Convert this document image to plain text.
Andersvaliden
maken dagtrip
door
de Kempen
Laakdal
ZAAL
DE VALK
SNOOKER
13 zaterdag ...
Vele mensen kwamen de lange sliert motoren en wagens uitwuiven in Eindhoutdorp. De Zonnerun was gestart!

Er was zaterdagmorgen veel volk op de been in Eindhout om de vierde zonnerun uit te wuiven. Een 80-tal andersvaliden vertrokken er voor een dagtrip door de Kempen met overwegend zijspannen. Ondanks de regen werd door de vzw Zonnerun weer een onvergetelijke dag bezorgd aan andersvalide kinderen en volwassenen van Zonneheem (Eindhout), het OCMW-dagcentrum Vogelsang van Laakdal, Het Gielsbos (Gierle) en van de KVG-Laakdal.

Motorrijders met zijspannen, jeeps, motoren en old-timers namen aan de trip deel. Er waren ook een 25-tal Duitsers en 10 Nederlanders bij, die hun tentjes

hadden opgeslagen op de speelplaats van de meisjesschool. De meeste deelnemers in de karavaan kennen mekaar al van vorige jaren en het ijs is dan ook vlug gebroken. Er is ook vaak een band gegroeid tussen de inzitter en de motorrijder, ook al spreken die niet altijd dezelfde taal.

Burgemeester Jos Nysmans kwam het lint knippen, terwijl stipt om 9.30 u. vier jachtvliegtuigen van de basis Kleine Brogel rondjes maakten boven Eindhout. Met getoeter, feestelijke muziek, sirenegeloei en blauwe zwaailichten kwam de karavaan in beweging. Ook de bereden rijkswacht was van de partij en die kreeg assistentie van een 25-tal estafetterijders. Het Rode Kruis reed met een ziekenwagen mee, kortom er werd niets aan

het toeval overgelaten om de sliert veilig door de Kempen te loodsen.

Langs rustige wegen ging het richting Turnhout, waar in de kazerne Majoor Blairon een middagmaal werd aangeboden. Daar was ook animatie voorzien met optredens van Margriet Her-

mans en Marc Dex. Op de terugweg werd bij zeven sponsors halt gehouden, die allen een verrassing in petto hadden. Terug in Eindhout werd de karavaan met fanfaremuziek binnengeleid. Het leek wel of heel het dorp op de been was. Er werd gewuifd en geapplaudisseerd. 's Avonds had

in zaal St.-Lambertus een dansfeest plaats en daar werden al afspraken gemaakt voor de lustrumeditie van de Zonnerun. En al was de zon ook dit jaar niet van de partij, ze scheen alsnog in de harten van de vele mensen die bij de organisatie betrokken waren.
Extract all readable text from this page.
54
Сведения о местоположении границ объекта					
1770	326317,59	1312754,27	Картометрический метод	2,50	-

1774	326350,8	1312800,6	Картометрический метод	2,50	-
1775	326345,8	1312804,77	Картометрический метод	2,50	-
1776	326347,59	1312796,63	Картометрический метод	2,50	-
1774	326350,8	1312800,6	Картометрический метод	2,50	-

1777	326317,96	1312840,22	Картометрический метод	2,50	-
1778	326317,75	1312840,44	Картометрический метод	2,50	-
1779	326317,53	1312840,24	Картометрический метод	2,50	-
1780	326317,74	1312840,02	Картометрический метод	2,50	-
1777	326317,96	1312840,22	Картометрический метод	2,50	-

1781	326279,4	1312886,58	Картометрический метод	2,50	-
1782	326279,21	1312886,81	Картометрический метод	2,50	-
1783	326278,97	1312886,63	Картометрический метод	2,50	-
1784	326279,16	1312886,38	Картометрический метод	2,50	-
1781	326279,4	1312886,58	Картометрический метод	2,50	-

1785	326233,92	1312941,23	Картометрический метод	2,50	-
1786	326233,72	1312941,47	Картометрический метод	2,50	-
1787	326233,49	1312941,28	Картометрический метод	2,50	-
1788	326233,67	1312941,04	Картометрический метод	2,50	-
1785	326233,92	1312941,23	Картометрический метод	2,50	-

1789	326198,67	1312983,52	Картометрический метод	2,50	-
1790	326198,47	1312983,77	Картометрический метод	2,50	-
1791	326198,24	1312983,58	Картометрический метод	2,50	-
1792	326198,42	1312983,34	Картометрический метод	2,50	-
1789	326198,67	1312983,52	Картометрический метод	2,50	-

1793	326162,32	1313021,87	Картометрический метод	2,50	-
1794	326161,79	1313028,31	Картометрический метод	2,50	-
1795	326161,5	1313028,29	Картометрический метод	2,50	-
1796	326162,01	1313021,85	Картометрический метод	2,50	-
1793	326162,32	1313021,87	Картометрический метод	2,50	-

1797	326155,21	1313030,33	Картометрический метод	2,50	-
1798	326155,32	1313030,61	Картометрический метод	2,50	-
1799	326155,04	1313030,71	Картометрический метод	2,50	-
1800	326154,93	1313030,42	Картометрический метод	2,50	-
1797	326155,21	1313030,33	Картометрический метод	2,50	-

__________________________________________________

WHAT IS REQUIRED: Set down all of the records shown above once more, exactly.

SOLUTION TO THIS TASK:
Convert this document image to plain text.
Andersvaliden
maken dagtrip
door
de Kempen
Laakdal
ZAAL
DE VALK
SNOOKER
13 zaterdag ...
Vele mensen kwamen de lange sliert motoren en wagens uitwuiven in Eindhoutdorp. De Zonnerun was gestart!

Er was zaterdagmorgen veel volk op de been in Eindhout om de vierde zonnerun uit te wuiven. Een 80-tal andersvaliden vertrokken er voor een dagtrip door de Kempen met overwegend zijspannen. Ondanks de regen werd door de vzw Zonnerun weer een onvergetelijke dag bezorgd aan andersvalide kinderen en volwassenen van Zonneheem (Eindhout), het OCMW-dagcentrum Vogelsang van Laakdal, Het Gielsbos (Gierle) en van de KVG-Laakdal.

Motorrijders met zijspannen, jeeps, motoren en old-timers namen aan de trip deel. Er waren ook een 25-tal Duitsers en 10 Nederlanders bij, die hun tentjes

hadden opgeslagen op de speelplaats van de meisjesschool. De meeste deelnemers in de karavaan kennen mekaar al van vorige jaren en het ijs is dan ook vlug gebroken. Er is ook vaak een band gegroeid tussen de inzitter en de motorrijder, ook al spreken die niet altijd dezelfde taal.

Burgemeester Jos Nysmans kwam het lint knippen, terwijl stipt om 9.30 u. vier jachtvliegtuigen van de basis Kleine Brogel rondjes maakten boven Eindhout. Met getoeter, feestelijke muziek, sirenegeloei en blauwe zwaailichten kwam de karavaan in beweging. Ook de bereden rijkswacht was van de partij en die kreeg assistentie van een 25-tal estafetterijders. Het Rode Kruis reed met een ziekenwagen mee, kortom er werd niets aan

het toeval overgelaten om de sliert veilig door de Kempen te loodsen.

Langs rustige wegen ging het richting Turnhout, waar in de kazerne Majoor Blairon een middagmaal werd aangeboden. Daar was ook animatie voorzien met optredens van Margriet Her-

mans en Marc Dex. Op de terugweg werd bij zeven sponsors halt gehouden, die allen een verrassing in petto hadden. Terug in Eindhout werd de karavaan met fanfaremuziek binnengeleid. Het leek wel of heel het dorp op de been was. Er werd gewuifd en geapplaudisseerd. 's Avonds had

in zaal St.-Lambertus een dansfeest plaats en daar werden al afspraken gemaakt voor de lustrumeditie van de Zonnerun. En al was de zon ook dit jaar niet van de partij, ze scheen alsnog in de harten van de vele mensen die bij de organisatie betrokken waren.
Extract all readable text from this page.
54
Сведения о местоположении границ объекта					
1770	326317,59	1312754,27	Картометрический метод	2,50	-

1774	326350,8	1312800,6	Картометрический метод	2,50	-
1775	326345,8	1312804,77	Картометрический метод	2,50	-
1776	326347,59	1312796,63	Картометрический метод	2,50	-
1774	326350,8	1312800,6	Картометрический метод	2,50	-

1777	326317,96	1312840,22	Картометрический метод	2,50	-
1778	326317,75	1312840,44	Картометрический метод	2,50	-
1779	326317,53	1312840,24	Картометрический метод	2,50	-
1780	326317,74	1312840,02	Картометрический метод	2,50	-
1777	326317,96	1312840,22	Картометрический метод	2,50	-

1781	326279,4	1312886,58	Картометрический метод	2,50	-
1782	326279,21	1312886,81	Картометрический метод	2,50	-
1783	326278,97	1312886,63	Картометрический метод	2,50	-
1784	326279,16	1312886,38	Картометрический метод	2,50	-
1781	326279,4	1312886,58	Картометрический метод	2,50	-

1785	326233,92	1312941,23	Картометрический метод	2,50	-
1786	326233,72	1312941,47	Картометрический метод	2,50	-
1787	326233,49	1312941,28	Картометрический метод	2,50	-
1788	326233,67	1312941,04	Картометрический метод	2,50	-
1785	326233,92	1312941,23	Картометрический метод	2,50	-

1789	326198,67	1312983,52	Картометрический метод	2,50	-
1790	326198,47	1312983,77	Картометрический метод	2,50	-
1791	326198,24	1312983,58	Картометрический метод	2,50	-
1792	326198,42	1312983,34	Картометрический метод	2,50	-
1789	326198,67	1312983,52	Картометрический метод	2,50	-

1793	326162,32	1313021,87	Картометрический метод	2,50	-
1794	326161,79	1313028,31	Картометрический метод	2,50	-
1795	326161,5	1313028,29	Картометрический метод	2,50	-
1796	326162,01	1313021,85	Картометрический метод	2,50	-
1793	326162,32	1313021,87	Картометрический метод	2,50	-

1797	326155,21	1313030,33	Картометрический метод	2,50	-
1798	326155,32	1313030,61	Картометрический метод	2,50	-
1799	326155,04	1313030,71	Картометрический метод	2,50	-
1800	326154,93	1313030,42	Картометрический метод	2,50	-
1797	326155,21	1313030,33	Картометрический метод	2,50	-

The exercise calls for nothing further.